Scan the following material for the string "this" and copy each line in which it appears.

Records from a collection:
○ ○ ○
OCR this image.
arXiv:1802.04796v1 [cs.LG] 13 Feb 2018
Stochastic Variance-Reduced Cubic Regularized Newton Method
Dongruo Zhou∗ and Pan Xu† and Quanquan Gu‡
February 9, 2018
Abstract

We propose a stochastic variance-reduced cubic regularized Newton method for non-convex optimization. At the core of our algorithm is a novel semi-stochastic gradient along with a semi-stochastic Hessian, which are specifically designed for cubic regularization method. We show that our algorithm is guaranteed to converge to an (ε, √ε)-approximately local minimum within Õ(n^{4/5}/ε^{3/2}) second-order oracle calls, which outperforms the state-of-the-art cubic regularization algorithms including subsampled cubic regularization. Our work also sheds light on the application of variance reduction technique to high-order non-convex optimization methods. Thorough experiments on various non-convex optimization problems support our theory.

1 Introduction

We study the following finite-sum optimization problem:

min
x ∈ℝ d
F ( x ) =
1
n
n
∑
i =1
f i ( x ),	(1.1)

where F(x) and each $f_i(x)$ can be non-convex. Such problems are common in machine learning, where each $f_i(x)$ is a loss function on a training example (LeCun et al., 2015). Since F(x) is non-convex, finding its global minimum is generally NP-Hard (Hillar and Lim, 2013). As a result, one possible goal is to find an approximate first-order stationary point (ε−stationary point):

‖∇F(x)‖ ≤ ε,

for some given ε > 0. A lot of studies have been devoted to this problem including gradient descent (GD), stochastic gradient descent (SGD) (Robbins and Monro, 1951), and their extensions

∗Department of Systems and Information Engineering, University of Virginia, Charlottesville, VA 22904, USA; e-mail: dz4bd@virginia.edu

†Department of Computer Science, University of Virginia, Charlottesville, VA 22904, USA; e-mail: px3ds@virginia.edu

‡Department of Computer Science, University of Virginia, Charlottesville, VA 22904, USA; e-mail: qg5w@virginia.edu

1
○ ○ ○
RESPONSE BELOW:
OCR this image.
for some given ε > 0. A lot of studies have been devoted to this problem including gradient descent (GD), stochastic gradient descent (SGD) (Robbins and Monro, 1951), and their extensions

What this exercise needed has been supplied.